Problem to work on: Identify each line in the records below that contains the word "icon", and copy it.

======== Supplied data ========

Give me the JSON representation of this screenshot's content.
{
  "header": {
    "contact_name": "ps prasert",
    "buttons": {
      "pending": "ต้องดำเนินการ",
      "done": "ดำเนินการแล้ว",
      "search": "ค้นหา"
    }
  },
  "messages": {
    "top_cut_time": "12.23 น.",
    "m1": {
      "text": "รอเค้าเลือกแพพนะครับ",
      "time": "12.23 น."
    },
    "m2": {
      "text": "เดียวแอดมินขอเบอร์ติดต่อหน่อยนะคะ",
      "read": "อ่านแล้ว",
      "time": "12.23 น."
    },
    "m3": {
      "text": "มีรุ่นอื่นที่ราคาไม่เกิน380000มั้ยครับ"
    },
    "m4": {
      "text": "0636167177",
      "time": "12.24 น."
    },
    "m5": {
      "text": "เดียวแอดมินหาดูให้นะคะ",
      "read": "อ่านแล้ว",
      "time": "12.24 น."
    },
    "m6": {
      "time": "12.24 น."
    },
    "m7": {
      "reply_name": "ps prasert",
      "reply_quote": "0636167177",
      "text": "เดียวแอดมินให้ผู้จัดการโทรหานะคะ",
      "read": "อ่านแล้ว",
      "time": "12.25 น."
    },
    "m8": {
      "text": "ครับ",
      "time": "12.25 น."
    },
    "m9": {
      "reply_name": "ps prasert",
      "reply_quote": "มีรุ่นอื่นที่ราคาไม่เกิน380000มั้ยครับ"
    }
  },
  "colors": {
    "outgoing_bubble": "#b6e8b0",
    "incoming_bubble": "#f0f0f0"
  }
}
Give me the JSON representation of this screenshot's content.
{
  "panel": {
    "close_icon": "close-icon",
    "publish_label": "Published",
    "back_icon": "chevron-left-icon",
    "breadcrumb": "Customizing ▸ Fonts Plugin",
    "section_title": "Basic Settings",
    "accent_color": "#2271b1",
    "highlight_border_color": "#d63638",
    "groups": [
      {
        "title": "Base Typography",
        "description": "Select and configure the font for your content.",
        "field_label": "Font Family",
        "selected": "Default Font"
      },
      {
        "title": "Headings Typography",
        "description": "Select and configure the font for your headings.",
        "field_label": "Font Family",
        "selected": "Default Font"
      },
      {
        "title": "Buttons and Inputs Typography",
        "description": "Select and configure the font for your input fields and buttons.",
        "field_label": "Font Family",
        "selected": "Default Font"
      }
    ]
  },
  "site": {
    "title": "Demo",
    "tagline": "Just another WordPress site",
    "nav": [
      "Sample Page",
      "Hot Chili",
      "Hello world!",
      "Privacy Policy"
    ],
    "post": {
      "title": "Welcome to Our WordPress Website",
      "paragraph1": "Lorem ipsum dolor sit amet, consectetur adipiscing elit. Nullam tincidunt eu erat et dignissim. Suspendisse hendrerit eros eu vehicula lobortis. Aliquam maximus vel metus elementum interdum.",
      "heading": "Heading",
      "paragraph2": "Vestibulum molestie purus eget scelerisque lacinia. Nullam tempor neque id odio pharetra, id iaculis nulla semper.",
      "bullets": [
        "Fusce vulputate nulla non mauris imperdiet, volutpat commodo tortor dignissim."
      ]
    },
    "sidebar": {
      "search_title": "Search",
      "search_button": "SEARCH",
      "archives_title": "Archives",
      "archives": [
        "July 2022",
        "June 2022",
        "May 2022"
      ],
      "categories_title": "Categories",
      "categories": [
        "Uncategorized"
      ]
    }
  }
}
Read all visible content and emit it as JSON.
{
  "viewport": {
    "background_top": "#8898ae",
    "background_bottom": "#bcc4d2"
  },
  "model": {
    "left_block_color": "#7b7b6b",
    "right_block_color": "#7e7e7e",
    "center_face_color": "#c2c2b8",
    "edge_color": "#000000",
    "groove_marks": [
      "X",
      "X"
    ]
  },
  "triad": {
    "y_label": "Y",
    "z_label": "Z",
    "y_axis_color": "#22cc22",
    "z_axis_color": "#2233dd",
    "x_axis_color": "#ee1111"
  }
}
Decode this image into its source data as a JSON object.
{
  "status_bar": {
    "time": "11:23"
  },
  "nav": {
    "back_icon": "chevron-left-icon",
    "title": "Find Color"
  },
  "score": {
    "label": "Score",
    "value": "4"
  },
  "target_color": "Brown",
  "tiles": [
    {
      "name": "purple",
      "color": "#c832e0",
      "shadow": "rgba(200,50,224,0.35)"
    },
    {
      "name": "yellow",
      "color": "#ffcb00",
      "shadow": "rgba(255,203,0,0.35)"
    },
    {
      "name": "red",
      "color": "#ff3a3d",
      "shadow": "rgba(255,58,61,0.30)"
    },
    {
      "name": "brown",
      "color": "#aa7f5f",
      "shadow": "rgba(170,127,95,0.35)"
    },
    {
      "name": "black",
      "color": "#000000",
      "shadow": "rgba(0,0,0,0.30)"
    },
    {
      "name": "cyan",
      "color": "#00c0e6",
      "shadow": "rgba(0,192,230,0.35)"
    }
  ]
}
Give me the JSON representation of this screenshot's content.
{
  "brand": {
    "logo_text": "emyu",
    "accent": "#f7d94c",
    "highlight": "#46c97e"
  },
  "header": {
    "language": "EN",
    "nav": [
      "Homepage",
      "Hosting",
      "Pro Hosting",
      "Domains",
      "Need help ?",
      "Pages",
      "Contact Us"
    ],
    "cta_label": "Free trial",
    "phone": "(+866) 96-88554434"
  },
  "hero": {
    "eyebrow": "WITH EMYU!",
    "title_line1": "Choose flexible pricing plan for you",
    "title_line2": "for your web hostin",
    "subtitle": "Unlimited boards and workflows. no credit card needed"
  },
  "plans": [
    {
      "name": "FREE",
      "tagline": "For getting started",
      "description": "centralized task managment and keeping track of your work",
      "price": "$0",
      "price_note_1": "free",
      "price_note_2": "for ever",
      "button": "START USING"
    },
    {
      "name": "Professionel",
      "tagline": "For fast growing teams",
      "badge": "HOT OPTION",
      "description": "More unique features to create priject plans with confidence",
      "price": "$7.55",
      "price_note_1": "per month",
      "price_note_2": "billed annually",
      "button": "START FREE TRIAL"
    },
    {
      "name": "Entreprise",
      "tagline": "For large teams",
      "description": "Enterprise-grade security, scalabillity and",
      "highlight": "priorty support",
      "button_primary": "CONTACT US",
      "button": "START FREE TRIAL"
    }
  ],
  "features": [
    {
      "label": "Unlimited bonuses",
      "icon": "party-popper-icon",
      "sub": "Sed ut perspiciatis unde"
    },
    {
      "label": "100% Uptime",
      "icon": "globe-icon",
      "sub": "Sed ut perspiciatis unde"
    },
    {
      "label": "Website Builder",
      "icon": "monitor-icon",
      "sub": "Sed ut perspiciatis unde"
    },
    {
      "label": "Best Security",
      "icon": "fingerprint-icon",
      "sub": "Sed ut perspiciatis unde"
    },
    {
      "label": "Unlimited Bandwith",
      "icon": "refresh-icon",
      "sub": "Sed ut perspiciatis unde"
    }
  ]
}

========

Task response:
    "close_icon": "close-icon",
    "back_icon": "chevron-left-icon",
    "back_icon": "chevron-left-icon",
      "icon": "party-popper-icon",
      "icon": "globe-icon",
      "icon": "monitor-icon",
      "icon": "fingerprint-icon",
      "icon": "refresh-icon",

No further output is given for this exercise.